** AIM OF THE EXERCISE **
Quote every line of the material beneath this one.

* start SUPPLIED MATERIAL *

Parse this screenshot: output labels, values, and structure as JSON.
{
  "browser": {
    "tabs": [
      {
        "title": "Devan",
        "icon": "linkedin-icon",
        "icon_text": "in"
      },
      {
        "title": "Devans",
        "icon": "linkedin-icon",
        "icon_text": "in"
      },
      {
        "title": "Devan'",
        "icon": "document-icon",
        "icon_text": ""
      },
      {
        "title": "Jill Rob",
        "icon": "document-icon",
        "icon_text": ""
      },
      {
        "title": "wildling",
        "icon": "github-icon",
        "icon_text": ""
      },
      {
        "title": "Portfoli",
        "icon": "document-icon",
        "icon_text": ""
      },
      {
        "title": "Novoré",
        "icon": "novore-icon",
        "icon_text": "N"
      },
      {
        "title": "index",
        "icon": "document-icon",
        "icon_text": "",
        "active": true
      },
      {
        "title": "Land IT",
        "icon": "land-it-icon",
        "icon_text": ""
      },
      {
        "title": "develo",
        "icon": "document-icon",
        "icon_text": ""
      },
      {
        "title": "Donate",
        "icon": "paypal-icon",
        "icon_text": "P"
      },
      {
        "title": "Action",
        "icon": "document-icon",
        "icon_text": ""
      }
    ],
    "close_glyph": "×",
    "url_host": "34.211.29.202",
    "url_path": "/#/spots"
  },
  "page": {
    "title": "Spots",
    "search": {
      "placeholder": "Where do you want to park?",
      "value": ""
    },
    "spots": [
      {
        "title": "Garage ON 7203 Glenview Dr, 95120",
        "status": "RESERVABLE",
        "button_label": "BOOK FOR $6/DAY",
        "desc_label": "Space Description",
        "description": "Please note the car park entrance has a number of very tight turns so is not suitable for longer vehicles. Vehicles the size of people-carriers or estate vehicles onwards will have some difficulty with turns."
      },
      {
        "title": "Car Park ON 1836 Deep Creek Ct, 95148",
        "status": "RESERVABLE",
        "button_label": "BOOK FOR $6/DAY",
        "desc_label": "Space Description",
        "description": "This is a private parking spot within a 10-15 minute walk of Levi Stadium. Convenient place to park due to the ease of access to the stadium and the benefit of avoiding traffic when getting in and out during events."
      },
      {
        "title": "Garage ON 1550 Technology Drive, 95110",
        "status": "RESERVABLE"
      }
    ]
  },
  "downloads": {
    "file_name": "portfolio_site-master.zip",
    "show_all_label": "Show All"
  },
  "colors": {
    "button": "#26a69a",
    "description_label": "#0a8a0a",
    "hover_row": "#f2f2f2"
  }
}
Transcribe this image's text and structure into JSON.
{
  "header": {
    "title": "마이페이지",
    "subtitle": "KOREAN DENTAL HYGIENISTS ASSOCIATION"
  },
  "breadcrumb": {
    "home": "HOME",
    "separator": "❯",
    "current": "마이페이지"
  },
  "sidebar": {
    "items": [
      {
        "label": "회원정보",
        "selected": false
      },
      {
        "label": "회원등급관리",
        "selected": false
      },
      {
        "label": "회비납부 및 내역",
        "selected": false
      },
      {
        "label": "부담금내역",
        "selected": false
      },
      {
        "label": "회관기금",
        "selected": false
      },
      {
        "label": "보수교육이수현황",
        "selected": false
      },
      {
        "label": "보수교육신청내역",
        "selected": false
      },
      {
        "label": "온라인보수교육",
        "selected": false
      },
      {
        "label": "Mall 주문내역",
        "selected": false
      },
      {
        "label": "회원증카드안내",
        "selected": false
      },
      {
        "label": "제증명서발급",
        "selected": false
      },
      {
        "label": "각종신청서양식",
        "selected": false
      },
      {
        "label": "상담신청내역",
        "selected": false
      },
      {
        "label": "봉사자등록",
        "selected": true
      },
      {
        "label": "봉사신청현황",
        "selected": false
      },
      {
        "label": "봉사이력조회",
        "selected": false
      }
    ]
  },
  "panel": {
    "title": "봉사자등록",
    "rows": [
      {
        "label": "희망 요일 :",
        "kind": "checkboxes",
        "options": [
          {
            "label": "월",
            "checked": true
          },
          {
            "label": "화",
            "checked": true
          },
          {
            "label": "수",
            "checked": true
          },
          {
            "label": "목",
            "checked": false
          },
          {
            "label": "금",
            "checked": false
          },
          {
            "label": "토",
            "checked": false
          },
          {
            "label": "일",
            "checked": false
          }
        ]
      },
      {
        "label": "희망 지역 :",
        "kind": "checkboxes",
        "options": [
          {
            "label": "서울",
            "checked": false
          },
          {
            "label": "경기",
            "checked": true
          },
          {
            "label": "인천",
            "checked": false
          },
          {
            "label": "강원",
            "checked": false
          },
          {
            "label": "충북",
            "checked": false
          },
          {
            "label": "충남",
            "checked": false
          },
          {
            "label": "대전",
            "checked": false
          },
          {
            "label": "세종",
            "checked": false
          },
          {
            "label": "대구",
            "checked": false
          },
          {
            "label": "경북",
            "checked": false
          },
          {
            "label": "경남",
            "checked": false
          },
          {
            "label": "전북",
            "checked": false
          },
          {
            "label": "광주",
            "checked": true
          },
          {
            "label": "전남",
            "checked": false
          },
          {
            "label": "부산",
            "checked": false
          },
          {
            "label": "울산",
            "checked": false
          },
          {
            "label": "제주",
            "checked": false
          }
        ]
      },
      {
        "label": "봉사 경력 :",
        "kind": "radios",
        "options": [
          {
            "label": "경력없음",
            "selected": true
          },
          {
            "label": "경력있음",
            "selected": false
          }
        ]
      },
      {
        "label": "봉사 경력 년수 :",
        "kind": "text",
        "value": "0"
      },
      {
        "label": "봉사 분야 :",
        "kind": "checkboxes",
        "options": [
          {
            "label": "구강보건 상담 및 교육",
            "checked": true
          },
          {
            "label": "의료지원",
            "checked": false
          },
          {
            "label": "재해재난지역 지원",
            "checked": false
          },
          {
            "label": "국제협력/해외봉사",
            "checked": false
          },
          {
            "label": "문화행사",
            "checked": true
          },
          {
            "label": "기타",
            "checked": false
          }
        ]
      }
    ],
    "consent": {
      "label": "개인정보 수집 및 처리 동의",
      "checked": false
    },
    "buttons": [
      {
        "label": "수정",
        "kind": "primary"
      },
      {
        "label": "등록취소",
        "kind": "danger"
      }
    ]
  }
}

* end SUPPLIED MATERIAL *

** TASK OUTPUT **
Parse this screenshot: output labels, values, and structure as JSON.
{
  "browser": {
    "tabs": [
      {
        "title": "Devan",
        "icon": "linkedin-icon",
        "icon_text": "in"
      },
      {
        "title": "Devans",
        "icon": "linkedin-icon",
        "icon_text": "in"
      },
      {
        "title": "Devan'",
        "icon": "document-icon",
        "icon_text": ""
      },
      {
        "title": "Jill Rob",
        "icon": "document-icon",
        "icon_text": ""
      },
      {
        "title": "wildling",
        "icon": "github-icon",
        "icon_text": ""
      },
      {
        "title": "Portfoli",
        "icon": "document-icon",
        "icon_text": ""
      },
      {
        "title": "Novoré",
        "icon": "novore-icon",
        "icon_text": "N"
      },
      {
        "title": "index",
        "icon": "document-icon",
        "icon_text": "",
        "active": true
      },
      {
        "title": "Land IT",
        "icon": "land-it-icon",
        "icon_text": ""
      },
      {
        "title": "develo",
        "icon": "document-icon",
        "icon_text": ""
      },
      {
        "title": "Donate",
        "icon": "paypal-icon",
        "icon_text": "P"
      },
      {
        "title": "Action",
        "icon": "document-icon",
        "icon_text": ""
      }
    ],
    "close_glyph": "×",
    "url_host": "34.211.29.202",
    "url_path": "/#/spots"
  },
  "page": {
    "title": "Spots",
    "search": {
      "placeholder": "Where do you want to park?",
      "value": ""
    },
    "spots": [
      {
        "title": "Garage ON 7203 Glenview Dr, 95120",
        "status": "RESERVABLE",
        "button_label": "BOOK FOR $6/DAY",
        "desc_label": "Space Description",
        "description": "Please note the car park entrance has a number of very tight turns so is not suitable for longer vehicles. Vehicles the size of people-carriers or estate vehicles onwards will have some difficulty with turns."
      },
      {
        "title": "Car Park ON 1836 Deep Creek Ct, 95148",
        "status": "RESERVABLE",
        "button_label": "BOOK FOR $6/DAY",
        "desc_label": "Space Description",
        "description": "This is a private parking spot within a 10-15 minute walk of Levi Stadium. Convenient place to park due to the ease of access to the stadium and the benefit of avoiding traffic when getting in and out during events."
      },
      {
        "title": "Garage ON 1550 Technology Drive, 95110",
        "status": "RESERVABLE"
      }
    ]
  },
  "downloads": {
    "file_name": "portfolio_site-master.zip",
    "show_all_label": "Show All"
  },
  "colors": {
    "button": "#26a69a",
    "description_label": "#0a8a0a",
    "hover_row": "#f2f2f2"
  }
}
Transcribe this image's text and structure into JSON.
{
  "header": {
    "title": "마이페이지",
    "subtitle": "KOREAN DENTAL HYGIENISTS ASSOCIATION"
  },
  "breadcrumb": {
    "home": "HOME",
    "separator": "❯",
    "current": "마이페이지"
  },
  "sidebar": {
    "items": [
      {
        "label": "회원정보",
        "selected": false
      },
      {
        "label": "회원등급관리",
        "selected": false
      },
      {
        "label": "회비납부 및 내역",
        "selected": false
      },
      {
        "label": "부담금내역",
        "selected": false
      },
      {
        "label": "회관기금",
        "selected": false
      },
      {
        "label": "보수교육이수현황",
        "selected": false
      },
      {
        "label": "보수교육신청내역",
        "selected": false
      },
      {
        "label": "온라인보수교육",
        "selected": false
      },
      {
        "label": "Mall 주문내역",
        "selected": false
      },
      {
        "label": "회원증카드안내",
        "selected": false
      },
      {
        "label": "제증명서발급",
        "selected": false
      },
      {
        "label": "각종신청서양식",
        "selected": false
      },
      {
        "label": "상담신청내역",
        "selected": false
      },
      {
        "label": "봉사자등록",
        "selected": true
      },
      {
        "label": "봉사신청현황",
        "selected": false
      },
      {
        "label": "봉사이력조회",
        "selected": false
      }
    ]
  },
  "panel": {
    "title": "봉사자등록",
    "rows": [
      {
        "label": "희망 요일 :",
        "kind": "checkboxes",
        "options": [
          {
            "label": "월",
            "checked": true
          },
          {
            "label": "화",
            "checked": true
          },
          {
            "label": "수",
            "checked": true
          },
          {
            "label": "목",
            "checked": false
          },
          {
            "label": "금",
            "checked": false
          },
          {
            "label": "토",
            "checked": false
          },
          {
            "label": "일",
            "checked": false
          }
        ]
      },
      {
        "label": "희망 지역 :",
        "kind": "checkboxes",
        "options": [
          {
            "label": "서울",
            "checked": false
          },
          {
            "label": "경기",
            "checked": true
          },
          {
            "label": "인천",
            "checked": false
          },
          {
            "label": "강원",
            "checked": false
          },
          {
            "label": "충북",
            "checked": false
          },
          {
            "label": "충남",
            "checked": false
          },
          {
            "label": "대전",
            "checked": false
          },
          {
            "label": "세종",
            "checked": false
          },
          {
            "label": "대구",
            "checked": false
          },
          {
            "label": "경북",
            "checked": false
          },
          {
            "label": "경남",
            "checked": false
          },
          {
            "label": "전북",
            "checked": false
          },
          {
            "label": "광주",
            "checked": true
          },
          {
            "label": "전남",
            "checked": false
          },
          {
            "label": "부산",
            "checked": false
          },
          {
            "label": "울산",
            "checked": false
          },
          {
            "label": "제주",
            "checked": false
          }
        ]
      },
      {
        "label": "봉사 경력 :",
        "kind": "radios",
        "options": [
          {
            "label": "경력없음",
            "selected": true
          },
          {
            "label": "경력있음",
            "selected": false
          }
        ]
      },
      {
        "label": "봉사 경력 년수 :",
        "kind": "text",
        "value": "0"
      },
      {
        "label": "봉사 분야 :",
        "kind": "checkboxes",
        "options": [
          {
            "label": "구강보건 상담 및 교육",
            "checked": true
          },
          {
            "label": "의료지원",
            "checked": false
          },
          {
            "label": "재해재난지역 지원",
            "checked": false
          },
          {
            "label": "국제협력/해외봉사",
            "checked": false
          },
          {
            "label": "문화행사",
            "checked": true
          },
          {
            "label": "기타",
            "checked": false
          }
        ]
      }
    ],
    "consent": {
      "label": "개인정보 수집 및 처리 동의",
      "checked": false
    },
    "buttons": [
      {
        "label": "수정",
        "kind": "primary"
      },
      {
        "label": "등록취소",
        "kind": "danger"
      }
    ]
  }
}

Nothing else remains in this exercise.